### Exercise prompt:
For each line of the data below that holds "équipement", copy the line.

----

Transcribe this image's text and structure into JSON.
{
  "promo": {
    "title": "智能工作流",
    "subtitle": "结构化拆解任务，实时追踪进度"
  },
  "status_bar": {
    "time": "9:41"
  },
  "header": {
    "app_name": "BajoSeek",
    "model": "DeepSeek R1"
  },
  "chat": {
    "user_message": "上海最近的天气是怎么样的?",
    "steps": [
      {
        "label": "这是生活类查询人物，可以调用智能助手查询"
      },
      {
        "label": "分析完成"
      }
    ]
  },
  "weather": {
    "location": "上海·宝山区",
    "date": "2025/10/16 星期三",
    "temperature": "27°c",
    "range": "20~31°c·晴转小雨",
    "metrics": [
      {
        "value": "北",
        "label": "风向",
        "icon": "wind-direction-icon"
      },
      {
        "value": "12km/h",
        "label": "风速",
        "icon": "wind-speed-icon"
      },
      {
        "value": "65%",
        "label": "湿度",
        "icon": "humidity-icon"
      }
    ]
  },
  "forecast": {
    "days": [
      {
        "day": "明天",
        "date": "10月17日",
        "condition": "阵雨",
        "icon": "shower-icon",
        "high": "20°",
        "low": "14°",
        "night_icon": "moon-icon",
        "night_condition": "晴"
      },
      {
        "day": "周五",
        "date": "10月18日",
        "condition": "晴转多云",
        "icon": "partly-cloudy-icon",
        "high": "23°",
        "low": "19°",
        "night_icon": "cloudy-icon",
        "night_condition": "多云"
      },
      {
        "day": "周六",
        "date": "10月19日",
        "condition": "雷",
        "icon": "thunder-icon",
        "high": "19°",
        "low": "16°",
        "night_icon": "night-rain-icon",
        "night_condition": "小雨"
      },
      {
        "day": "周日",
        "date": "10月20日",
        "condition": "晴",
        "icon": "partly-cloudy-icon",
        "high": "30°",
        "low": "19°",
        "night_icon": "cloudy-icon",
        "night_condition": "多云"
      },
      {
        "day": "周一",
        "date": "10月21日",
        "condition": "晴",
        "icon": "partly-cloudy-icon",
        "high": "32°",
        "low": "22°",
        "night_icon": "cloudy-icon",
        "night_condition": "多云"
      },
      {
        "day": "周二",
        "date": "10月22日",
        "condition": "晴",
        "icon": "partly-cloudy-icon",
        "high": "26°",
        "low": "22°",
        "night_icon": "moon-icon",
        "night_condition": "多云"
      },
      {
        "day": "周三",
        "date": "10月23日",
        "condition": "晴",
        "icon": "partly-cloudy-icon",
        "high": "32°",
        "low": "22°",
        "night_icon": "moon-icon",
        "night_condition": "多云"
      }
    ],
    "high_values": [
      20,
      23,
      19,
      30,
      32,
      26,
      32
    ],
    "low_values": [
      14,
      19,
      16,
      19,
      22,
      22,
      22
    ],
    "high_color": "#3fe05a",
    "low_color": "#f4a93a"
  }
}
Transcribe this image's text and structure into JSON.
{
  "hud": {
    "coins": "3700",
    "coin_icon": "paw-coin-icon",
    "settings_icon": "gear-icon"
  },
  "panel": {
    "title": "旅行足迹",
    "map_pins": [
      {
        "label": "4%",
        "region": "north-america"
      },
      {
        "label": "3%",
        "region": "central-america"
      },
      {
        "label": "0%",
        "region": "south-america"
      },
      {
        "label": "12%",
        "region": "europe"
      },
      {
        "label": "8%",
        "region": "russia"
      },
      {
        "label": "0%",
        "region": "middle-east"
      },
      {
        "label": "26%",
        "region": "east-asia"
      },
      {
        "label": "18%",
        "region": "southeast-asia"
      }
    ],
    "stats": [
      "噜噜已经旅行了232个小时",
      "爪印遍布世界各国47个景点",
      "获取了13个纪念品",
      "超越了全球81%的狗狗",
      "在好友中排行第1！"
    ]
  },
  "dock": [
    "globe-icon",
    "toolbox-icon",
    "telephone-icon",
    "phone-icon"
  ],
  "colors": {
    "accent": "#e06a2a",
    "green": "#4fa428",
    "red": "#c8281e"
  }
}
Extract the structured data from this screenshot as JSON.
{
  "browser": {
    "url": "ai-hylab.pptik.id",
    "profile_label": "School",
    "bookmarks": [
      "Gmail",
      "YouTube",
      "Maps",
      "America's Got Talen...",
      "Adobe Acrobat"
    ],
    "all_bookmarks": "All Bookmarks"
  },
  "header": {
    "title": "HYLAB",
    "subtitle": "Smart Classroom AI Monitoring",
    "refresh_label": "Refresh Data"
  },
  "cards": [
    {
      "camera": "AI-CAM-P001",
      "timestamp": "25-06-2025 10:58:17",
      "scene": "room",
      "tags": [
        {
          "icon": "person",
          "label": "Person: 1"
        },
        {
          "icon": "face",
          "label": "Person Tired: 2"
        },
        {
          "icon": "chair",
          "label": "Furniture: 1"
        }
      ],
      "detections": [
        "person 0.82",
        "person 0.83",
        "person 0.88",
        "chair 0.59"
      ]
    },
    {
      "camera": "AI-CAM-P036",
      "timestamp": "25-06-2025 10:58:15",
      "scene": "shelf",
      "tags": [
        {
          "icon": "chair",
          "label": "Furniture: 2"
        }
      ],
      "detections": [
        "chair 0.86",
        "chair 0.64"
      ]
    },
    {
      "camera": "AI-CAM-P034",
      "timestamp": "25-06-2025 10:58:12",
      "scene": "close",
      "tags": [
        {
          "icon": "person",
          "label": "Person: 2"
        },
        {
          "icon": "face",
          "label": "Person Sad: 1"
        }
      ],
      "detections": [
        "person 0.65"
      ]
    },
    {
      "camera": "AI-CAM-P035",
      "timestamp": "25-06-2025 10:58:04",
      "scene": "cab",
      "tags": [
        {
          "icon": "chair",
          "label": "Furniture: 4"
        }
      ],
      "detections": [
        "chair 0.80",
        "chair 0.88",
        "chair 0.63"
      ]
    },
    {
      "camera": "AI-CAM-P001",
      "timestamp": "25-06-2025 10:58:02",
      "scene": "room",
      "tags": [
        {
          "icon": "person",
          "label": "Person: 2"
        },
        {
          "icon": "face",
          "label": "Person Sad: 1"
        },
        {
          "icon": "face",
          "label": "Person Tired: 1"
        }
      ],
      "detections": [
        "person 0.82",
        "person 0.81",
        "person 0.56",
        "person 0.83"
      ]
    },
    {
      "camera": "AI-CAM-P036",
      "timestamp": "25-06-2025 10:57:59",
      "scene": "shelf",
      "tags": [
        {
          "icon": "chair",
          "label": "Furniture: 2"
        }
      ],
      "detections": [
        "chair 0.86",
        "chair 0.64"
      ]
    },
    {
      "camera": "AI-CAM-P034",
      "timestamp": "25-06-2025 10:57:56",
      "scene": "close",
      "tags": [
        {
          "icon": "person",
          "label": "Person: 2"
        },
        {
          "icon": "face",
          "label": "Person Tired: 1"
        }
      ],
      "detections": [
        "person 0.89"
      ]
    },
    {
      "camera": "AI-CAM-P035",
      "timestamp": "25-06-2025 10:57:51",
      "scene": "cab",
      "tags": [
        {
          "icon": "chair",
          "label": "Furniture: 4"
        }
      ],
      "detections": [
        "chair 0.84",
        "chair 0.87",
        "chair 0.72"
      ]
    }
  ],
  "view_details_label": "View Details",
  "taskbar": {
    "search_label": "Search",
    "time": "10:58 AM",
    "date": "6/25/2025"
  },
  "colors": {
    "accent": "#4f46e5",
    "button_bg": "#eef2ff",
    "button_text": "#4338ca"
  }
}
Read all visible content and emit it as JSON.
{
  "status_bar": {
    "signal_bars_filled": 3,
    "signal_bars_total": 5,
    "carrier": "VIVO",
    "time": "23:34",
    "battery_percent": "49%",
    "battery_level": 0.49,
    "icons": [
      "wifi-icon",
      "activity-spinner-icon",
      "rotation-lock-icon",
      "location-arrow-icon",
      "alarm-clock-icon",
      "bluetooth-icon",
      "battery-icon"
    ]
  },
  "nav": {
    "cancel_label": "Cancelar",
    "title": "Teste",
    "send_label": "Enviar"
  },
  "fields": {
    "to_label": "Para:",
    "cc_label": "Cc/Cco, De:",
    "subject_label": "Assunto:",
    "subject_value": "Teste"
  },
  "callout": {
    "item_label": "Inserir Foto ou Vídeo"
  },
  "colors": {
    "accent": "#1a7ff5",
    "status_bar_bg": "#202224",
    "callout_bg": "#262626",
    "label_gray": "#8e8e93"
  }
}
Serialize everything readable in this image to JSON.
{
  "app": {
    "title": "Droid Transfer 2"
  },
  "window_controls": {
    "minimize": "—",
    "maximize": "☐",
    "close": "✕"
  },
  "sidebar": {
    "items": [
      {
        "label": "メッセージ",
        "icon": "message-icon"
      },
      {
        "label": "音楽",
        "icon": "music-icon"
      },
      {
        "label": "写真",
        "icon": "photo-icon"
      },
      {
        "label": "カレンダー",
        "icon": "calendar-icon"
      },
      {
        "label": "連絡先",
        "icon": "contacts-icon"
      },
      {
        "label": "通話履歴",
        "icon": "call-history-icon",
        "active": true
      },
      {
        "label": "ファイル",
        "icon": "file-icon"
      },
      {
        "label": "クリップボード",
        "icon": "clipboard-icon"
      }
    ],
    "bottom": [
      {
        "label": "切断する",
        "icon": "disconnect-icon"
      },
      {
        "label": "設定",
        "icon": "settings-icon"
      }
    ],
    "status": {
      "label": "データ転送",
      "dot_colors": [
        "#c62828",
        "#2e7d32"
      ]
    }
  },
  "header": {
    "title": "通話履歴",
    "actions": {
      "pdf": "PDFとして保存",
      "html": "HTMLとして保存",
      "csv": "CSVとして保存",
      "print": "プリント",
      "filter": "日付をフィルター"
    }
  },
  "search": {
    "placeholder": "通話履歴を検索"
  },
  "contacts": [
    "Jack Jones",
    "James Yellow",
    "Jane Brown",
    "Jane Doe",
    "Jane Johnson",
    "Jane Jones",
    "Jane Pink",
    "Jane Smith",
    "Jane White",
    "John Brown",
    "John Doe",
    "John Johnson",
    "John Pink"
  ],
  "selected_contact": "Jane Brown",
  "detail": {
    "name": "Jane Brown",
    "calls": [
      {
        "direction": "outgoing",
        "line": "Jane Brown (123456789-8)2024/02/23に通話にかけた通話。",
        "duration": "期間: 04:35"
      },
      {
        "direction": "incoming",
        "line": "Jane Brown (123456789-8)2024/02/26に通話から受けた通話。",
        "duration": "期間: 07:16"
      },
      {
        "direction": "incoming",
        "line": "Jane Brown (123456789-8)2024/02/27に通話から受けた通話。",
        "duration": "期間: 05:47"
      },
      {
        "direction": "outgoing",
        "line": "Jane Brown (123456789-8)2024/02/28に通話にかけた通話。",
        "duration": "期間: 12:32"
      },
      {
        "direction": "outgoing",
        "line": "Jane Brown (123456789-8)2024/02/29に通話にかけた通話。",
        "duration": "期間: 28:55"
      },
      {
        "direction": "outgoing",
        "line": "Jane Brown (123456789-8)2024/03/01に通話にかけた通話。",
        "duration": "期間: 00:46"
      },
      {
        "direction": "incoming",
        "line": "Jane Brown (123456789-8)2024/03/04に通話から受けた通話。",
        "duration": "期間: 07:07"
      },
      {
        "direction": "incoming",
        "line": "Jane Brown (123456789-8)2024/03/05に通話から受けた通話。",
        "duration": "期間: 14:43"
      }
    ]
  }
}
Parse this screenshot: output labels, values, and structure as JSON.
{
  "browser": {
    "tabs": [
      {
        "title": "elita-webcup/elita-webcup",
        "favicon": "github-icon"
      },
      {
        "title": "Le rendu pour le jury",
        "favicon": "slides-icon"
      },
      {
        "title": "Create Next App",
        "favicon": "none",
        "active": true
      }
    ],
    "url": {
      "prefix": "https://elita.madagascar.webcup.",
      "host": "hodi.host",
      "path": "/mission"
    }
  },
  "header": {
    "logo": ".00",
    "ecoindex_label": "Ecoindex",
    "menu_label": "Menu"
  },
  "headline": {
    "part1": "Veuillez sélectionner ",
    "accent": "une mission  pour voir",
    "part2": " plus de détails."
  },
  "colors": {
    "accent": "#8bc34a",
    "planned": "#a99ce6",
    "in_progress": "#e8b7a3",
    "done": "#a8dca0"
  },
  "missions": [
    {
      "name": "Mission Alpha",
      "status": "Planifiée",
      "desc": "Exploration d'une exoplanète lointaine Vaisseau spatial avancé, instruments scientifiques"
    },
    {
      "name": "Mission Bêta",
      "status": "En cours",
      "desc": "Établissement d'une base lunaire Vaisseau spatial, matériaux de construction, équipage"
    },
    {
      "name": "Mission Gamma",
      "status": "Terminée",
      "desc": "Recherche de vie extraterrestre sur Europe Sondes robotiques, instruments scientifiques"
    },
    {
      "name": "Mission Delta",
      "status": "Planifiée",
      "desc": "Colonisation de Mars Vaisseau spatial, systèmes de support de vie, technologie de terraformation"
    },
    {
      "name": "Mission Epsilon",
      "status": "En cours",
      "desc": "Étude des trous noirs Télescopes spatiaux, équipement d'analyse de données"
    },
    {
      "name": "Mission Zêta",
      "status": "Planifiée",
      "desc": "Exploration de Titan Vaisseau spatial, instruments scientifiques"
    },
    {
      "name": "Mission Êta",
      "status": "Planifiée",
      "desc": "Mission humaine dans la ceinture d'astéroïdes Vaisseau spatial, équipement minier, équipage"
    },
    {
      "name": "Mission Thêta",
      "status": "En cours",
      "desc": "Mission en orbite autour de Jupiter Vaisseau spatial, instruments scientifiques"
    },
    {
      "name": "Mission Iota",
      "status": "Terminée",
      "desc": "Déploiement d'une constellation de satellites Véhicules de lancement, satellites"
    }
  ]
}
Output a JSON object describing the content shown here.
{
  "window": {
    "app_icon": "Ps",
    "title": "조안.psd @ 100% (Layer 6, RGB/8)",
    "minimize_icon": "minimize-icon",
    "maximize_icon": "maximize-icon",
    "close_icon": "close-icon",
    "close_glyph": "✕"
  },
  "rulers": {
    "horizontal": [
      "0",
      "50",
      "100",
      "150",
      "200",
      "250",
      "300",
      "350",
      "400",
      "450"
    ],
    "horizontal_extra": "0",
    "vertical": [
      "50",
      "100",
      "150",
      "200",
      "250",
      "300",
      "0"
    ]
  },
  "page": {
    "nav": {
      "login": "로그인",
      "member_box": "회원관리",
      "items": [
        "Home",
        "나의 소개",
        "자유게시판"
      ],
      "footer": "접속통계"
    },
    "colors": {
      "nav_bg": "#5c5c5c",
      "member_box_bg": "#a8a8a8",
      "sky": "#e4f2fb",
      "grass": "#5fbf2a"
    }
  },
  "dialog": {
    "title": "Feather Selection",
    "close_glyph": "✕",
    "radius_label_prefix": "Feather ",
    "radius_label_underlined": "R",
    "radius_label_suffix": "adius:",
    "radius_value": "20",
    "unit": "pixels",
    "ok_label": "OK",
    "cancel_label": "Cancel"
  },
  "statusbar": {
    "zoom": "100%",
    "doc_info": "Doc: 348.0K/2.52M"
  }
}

----

### Complete response:
      "desc": "Étude des trous noirs Télescopes spatiaux, équipement d'analyse de données"
      "desc": "Mission humaine dans la ceinture d'astéroïdes Vaisseau spatial, équipement minier, équipage"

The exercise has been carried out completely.